BRIEF -> Every line below that mentions the word "date" should be copied out.

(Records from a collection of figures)
====================
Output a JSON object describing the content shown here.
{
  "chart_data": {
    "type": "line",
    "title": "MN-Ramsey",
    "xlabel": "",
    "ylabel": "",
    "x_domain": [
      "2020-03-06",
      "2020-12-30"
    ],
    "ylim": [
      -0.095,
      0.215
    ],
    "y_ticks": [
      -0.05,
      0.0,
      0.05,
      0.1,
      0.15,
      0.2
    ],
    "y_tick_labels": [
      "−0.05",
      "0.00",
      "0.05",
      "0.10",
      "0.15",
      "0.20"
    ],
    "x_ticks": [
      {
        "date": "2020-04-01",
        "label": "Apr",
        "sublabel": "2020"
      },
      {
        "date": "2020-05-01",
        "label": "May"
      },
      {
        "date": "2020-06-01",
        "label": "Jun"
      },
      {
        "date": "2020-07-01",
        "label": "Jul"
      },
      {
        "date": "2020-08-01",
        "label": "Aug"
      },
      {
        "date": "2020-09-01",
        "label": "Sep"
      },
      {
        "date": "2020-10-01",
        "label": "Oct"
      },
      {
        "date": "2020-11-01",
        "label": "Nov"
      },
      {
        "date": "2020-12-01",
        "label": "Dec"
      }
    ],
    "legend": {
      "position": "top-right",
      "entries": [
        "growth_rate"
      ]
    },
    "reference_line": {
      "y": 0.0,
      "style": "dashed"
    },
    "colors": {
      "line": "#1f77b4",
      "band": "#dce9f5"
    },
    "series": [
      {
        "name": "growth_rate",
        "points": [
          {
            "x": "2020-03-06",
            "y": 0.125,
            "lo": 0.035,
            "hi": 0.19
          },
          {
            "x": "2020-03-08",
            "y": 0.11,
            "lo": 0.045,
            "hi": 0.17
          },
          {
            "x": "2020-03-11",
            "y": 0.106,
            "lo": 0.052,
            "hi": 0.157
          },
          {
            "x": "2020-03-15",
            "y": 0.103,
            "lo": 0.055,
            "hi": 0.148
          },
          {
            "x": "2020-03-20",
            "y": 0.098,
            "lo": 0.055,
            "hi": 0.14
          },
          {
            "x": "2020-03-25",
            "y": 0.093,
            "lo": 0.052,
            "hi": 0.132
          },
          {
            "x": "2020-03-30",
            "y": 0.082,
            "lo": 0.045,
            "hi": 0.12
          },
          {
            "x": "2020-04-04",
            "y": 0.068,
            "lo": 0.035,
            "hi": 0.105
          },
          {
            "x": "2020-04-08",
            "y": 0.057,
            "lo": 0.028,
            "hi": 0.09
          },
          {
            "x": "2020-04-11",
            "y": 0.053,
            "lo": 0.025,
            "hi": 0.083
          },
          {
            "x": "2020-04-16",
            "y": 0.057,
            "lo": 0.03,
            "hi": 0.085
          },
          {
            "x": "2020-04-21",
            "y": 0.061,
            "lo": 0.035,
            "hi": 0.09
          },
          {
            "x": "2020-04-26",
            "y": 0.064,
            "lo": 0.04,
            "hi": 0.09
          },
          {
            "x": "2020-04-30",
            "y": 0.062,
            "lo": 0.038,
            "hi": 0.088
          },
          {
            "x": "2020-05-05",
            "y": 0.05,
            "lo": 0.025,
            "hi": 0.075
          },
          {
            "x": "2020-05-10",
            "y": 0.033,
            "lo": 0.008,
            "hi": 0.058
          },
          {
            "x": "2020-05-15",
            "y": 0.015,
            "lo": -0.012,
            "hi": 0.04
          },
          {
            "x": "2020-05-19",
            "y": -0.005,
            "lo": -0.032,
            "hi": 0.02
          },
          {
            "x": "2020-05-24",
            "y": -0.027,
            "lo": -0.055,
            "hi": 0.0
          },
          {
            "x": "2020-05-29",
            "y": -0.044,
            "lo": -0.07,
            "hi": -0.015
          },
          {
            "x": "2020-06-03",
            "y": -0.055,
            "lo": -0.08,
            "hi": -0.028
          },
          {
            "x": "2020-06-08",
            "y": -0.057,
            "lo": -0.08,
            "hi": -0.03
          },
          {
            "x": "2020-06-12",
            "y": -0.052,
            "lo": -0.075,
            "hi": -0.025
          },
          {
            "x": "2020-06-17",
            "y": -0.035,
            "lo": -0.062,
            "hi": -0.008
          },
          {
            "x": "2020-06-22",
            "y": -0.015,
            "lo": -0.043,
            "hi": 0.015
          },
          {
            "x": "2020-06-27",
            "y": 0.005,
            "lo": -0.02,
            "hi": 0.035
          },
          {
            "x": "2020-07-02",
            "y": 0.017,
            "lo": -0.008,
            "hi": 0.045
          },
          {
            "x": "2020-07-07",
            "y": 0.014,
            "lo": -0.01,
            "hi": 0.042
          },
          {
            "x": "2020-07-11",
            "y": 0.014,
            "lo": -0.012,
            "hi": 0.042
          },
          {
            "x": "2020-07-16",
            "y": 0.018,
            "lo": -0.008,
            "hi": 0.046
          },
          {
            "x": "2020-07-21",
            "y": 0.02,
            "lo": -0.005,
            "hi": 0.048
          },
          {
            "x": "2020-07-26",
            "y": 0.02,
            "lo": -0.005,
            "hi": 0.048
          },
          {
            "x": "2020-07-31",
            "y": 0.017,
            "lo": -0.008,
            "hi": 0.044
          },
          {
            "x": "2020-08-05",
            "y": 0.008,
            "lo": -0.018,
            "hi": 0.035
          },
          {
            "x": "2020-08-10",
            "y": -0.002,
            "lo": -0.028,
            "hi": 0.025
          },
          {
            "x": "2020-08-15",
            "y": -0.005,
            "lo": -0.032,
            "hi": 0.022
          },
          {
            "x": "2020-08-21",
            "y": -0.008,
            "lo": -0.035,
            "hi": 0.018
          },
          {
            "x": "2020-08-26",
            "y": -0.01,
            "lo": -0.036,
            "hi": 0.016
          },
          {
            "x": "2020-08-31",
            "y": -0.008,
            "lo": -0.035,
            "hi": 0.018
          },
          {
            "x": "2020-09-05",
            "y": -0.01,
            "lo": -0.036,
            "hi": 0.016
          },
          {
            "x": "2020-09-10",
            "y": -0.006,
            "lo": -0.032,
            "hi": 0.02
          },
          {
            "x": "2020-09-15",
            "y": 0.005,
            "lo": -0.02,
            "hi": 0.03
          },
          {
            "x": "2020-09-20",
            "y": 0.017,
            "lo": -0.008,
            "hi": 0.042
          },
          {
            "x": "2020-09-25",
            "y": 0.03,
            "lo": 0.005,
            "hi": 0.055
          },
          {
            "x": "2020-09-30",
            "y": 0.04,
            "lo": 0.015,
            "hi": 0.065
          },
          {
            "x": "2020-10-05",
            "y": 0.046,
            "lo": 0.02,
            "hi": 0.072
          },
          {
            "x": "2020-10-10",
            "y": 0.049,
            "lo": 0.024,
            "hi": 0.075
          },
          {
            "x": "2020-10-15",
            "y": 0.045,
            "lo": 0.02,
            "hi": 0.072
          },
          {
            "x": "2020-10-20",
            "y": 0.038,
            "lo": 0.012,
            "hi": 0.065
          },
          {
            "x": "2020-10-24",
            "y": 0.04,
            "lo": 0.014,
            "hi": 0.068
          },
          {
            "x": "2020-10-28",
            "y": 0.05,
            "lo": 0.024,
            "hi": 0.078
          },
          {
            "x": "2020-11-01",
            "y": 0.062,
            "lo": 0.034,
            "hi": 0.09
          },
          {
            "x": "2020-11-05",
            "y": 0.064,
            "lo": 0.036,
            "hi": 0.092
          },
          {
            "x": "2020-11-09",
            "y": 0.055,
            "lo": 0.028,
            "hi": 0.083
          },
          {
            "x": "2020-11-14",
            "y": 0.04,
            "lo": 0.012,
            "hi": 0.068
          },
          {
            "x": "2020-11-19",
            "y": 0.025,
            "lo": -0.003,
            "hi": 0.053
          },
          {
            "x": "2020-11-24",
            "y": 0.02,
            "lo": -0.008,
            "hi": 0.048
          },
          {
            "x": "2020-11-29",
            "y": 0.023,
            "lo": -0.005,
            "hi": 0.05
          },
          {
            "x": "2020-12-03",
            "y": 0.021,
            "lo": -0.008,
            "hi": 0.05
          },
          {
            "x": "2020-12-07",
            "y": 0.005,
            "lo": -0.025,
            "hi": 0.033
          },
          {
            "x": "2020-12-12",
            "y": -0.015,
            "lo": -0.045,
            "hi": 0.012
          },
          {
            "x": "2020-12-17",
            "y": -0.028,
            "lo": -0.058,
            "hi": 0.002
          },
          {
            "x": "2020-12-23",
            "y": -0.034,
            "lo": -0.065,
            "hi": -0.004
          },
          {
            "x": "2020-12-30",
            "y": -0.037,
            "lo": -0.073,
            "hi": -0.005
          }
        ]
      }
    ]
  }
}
====================
SOLUTION TO THIS TASK ->
        "date": "2020-04-01",
        "date": "2020-05-01",
        "date": "2020-06-01",
        "date": "2020-07-01",
        "date": "2020-08-01",
        "date": "2020-09-01",
        "date": "2020-10-01",
        "date": "2020-11-01",
        "date": "2020-12-01",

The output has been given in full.